#### [SET PROBLEM]
Locate and copy all lines bearing the word "name".

#### [MATERIAL TO PROCESS]
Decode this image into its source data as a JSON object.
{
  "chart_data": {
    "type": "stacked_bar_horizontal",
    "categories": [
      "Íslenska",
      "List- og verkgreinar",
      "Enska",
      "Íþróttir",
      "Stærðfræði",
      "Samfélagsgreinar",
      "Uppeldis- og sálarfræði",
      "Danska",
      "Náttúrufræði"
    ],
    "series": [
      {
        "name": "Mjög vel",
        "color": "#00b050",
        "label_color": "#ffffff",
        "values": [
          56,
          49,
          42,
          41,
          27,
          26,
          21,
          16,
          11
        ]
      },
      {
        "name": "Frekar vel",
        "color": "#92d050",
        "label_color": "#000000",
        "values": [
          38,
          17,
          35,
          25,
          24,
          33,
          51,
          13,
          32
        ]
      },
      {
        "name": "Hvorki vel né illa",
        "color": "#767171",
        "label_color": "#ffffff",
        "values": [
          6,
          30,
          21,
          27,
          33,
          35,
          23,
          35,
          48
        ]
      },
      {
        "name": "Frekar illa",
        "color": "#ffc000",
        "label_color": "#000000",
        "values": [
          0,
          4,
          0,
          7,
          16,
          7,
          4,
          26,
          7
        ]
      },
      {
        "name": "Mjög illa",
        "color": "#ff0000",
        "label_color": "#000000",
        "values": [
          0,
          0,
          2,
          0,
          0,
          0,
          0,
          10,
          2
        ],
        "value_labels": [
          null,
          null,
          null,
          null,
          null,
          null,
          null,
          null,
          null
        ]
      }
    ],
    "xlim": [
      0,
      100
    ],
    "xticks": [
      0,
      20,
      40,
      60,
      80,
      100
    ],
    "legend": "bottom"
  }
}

#### [RESPONSE TO THIS TASK]
        "name": "Mjög vel",
        "name": "Frekar vel",
        "name": "Hvorki vel né illa",
        "name": "Frekar illa",
        "name": "Mjög illa",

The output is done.